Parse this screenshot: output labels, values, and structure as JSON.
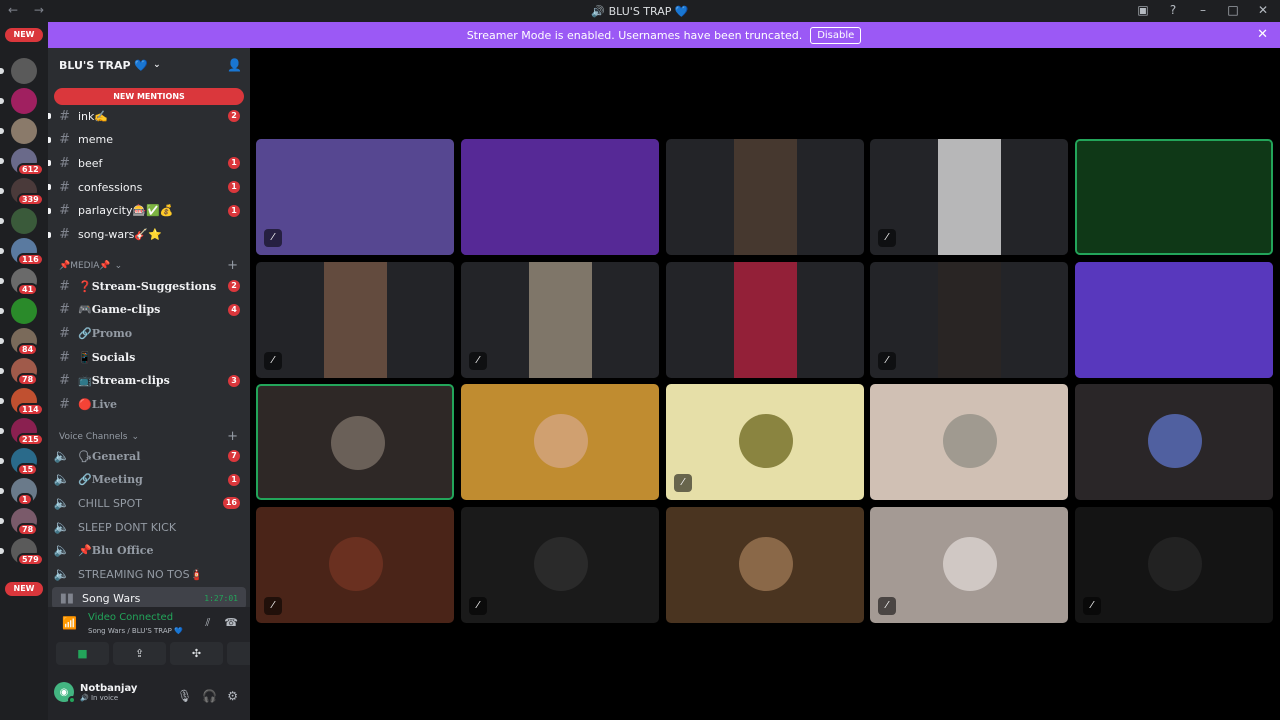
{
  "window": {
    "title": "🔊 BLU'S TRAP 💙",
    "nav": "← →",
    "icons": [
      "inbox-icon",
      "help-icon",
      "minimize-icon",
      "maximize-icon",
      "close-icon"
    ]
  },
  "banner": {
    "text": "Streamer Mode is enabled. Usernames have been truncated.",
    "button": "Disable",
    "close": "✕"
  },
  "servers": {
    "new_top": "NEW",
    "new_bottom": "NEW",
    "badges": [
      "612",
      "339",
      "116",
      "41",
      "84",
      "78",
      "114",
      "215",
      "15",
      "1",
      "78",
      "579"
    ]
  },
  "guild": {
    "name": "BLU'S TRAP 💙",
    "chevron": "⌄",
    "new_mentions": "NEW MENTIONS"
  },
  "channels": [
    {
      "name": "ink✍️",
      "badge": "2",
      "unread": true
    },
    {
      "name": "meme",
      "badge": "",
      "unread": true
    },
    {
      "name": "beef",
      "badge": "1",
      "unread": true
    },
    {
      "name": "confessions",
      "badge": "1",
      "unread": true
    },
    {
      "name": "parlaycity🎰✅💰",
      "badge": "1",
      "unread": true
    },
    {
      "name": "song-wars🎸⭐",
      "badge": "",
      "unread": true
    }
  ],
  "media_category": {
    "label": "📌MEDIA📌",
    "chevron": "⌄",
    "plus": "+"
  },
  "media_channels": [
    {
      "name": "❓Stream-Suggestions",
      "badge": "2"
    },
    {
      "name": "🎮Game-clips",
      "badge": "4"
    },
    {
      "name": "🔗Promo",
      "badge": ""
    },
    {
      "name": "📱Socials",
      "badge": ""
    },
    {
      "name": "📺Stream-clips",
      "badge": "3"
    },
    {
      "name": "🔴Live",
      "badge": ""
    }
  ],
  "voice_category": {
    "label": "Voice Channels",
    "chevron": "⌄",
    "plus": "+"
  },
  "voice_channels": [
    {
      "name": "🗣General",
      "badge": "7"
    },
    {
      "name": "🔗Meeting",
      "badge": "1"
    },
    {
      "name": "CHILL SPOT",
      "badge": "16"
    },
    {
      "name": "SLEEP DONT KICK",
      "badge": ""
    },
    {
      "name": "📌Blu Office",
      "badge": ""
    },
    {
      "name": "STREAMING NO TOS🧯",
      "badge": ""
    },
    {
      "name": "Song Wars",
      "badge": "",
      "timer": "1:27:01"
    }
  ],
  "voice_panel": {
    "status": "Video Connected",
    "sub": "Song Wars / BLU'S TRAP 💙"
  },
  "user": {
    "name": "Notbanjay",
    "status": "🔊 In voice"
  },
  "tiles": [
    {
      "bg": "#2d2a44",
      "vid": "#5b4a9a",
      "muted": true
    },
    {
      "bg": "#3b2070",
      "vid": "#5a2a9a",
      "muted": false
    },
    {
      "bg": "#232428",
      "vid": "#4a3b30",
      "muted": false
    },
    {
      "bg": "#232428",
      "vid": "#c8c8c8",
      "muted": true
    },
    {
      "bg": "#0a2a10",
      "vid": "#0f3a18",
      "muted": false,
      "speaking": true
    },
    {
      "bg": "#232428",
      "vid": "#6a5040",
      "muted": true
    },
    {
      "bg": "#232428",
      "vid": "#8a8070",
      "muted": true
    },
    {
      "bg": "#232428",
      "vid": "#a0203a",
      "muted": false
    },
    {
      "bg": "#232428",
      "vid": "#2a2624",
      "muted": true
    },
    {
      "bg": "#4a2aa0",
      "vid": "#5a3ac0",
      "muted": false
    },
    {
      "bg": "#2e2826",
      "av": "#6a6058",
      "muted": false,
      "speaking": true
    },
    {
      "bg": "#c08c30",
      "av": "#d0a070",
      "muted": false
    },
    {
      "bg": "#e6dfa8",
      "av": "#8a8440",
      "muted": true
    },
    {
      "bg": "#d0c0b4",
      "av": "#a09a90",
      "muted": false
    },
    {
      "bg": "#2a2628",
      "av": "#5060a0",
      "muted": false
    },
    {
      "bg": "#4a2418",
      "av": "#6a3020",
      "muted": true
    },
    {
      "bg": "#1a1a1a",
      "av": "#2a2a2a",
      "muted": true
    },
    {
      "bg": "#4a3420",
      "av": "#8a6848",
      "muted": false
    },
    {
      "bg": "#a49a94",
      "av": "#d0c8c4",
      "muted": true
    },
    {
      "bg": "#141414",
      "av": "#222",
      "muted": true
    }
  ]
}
◆ ◆ ◆ ◆
- _Exercise_
Leave out the pictures and retype every line above exactly.

- _Solution to this problem_
Parse this screenshot: output labels, values, and structure as JSON.
{
  "window": {
    "title": "🔊 BLU'S TRAP 💙",
    "nav": "← →",
    "icons": [
      "inbox-icon",
      "help-icon",
      "minimize-icon",
      "maximize-icon",
      "close-icon"
    ]
  },
  "banner": {
    "text": "Streamer Mode is enabled. Usernames have been truncated.",
    "button": "Disable",
    "close": "✕"
  },
  "servers": {
    "new_top": "NEW",
    "new_bottom": "NEW",
    "badges": [
      "612",
      "339",
      "116",
      "41",
      "84",
      "78",
      "114",
      "215",
      "15",
      "1",
      "78",
      "579"
    ]
  },
  "guild": {
    "name": "BLU'S TRAP 💙",
    "chevron": "⌄",
    "new_mentions": "NEW MENTIONS"
  },
  "channels": [
    {
      "name": "ink✍️",
      "badge": "2",
      "unread": true
    },
    {
      "name": "meme",
      "badge": "",
      "unread": true
    },
    {
      "name": "beef",
      "badge": "1",
      "unread": true
    },
    {
      "name": "confessions",
      "badge": "1",
      "unread": true
    },
    {
      "name": "parlaycity🎰✅💰",
      "badge": "1",
      "unread": true
    },
    {
      "name": "song-wars🎸⭐",
      "badge": "",
      "unread": true
    }
  ],
  "media_category": {
    "label": "📌MEDIA📌",
    "chevron": "⌄",
    "plus": "+"
  },
  "media_channels": [
    {
      "name": "❓Stream-Suggestions",
      "badge": "2"
    },
    {
      "name": "🎮Game-clips",
      "badge": "4"
    },
    {
      "name": "🔗Promo",
      "badge": ""
    },
    {
      "name": "📱Socials",
      "badge": ""
    },
    {
      "name": "📺Stream-clips",
      "badge": "3"
    },
    {
      "name": "🔴Live",
      "badge": ""
    }
  ],
  "voice_category": {
    "label": "Voice Channels",
    "chevron": "⌄",
    "plus": "+"
  },
  "voice_channels": [
    {
      "name": "🗣General",
      "badge": "7"
    },
    {
      "name": "🔗Meeting",
      "badge": "1"
    },
    {
      "name": "CHILL SPOT",
      "badge": "16"
    },
    {
      "name": "SLEEP DONT KICK",
      "badge": ""
    },
    {
      "name": "📌Blu Office",
      "badge": ""
    },
    {
      "name": "STREAMING NO TOS🧯",
      "badge": ""
    },
    {
      "name": "Song Wars",
      "badge": "",
      "timer": "1:27:01"
    }
  ],
  "voice_panel": {
    "status": "Video Connected",
    "sub": "Song Wars / BLU'S TRAP 💙"
  },
  "user": {
    "name": "Notbanjay",
    "status": "🔊 In voice"
  },
  "tiles": [
    {
      "bg": "#2d2a44",
      "vid": "#5b4a9a",
      "muted": true
    },
    {
      "bg": "#3b2070",
      "vid": "#5a2a9a",
      "muted": false
    },
    {
      "bg": "#232428",
      "vid": "#4a3b30",
      "muted": false
    },
    {
      "bg": "#232428",
      "vid": "#c8c8c8",
      "muted": true
    },
    {
      "bg": "#0a2a10",
      "vid": "#0f3a18",
      "muted": false,
      "speaking": true
    },
    {
      "bg": "#232428",
      "vid": "#6a5040",
      "muted": true
    },
    {
      "bg": "#232428",
      "vid": "#8a8070",
      "muted": true
    },
    {
      "bg": "#232428",
      "vid": "#a0203a",
      "muted": false
    },
    {
      "bg": "#232428",
      "vid": "#2a2624",
      "muted": true
    },
    {
      "bg": "#4a2aa0",
      "vid": "#5a3ac0",
      "muted": false
    },
    {
      "bg": "#2e2826",
      "av": "#6a6058",
      "muted": false,
      "speaking": true
    },
    {
      "bg": "#c08c30",
      "av": "#d0a070",
      "muted": false
    },
    {
      "bg": "#e6dfa8",
      "av": "#8a8440",
      "muted": true
    },
    {
      "bg": "#d0c0b4",
      "av": "#a09a90",
      "muted": false
    },
    {
      "bg": "#2a2628",
      "av": "#5060a0",
      "muted": false
    },
    {
      "bg": "#4a2418",
      "av": "#6a3020",
      "muted": true
    },
    {
      "bg": "#1a1a1a",
      "av": "#2a2a2a",
      "muted": true
    },
    {
      "bg": "#4a3420",
      "av": "#8a6848",
      "muted": false
    },
    {
      "bg": "#a49a94",
      "av": "#d0c8c4",
      "muted": true
    },
    {
      "bg": "#141414",
      "av": "#222",
      "muted": true
    }
  ]
}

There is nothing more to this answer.